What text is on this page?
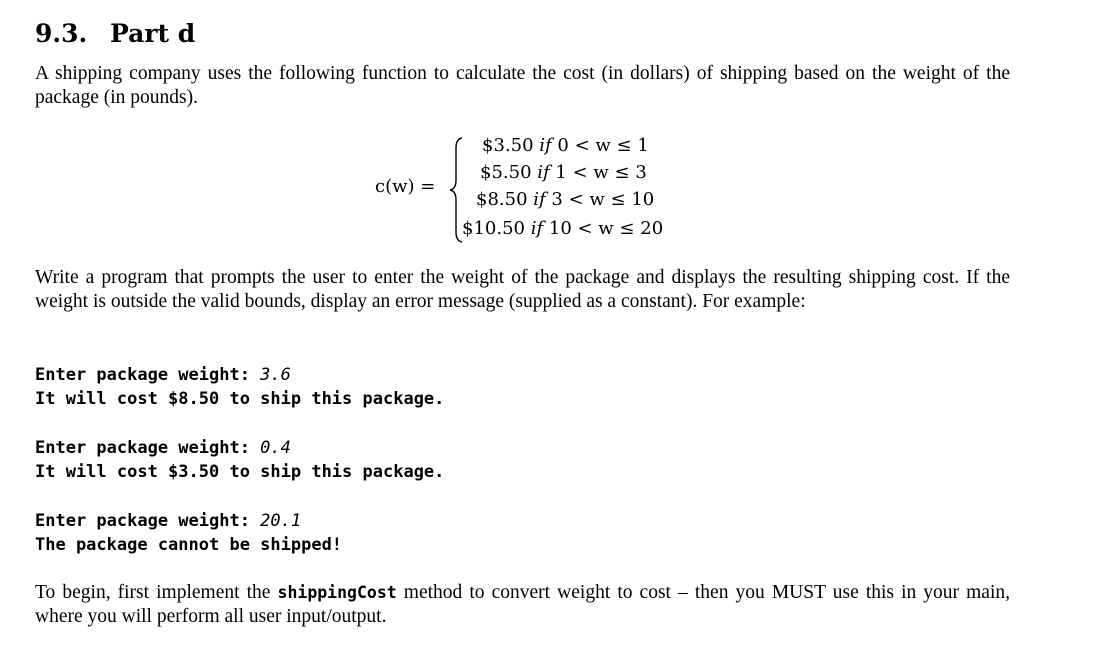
9.3. Part d
A shipping company uses the following function to calculate the cost (in dollars) of shipping based on the weight of the package (in pounds).
c(w) =
$3.50 if 0 < w ≤ 1
$5.50 if 1 < w ≤ 3
$8.50 if 3 < w ≤ 10
$10.50 if 10 < w ≤ 20
Write a program that prompts the user to enter the weight of the package and displays the resulting shipping cost. If the weight is outside the valid bounds, display an error message (supplied as a constant). For example:
Enter package weight: 3.6
It will cost $8.50 to ship this package.
Enter package weight: 0.4
It will cost $3.50 to ship this package.
Enter package weight: 20.1
The package cannot be shipped!
To begin, first implement the shippingCost method to convert weight to cost – then you MUST use this in your main, where you will perform all user input/output.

■ GOAL ■
Write out every line of the listing that holds the word "user".

■ ANSWER BELOW ■
Write a program that prompts the user to enter the weight of the package and displays the resulting shipping cost. If the weight is outside the valid bounds, display an error message (supplied as a constant). For example:
To begin, first implement the shippingCost method to convert weight to cost – then you MUST use this in your main, where you will perform all user input/output.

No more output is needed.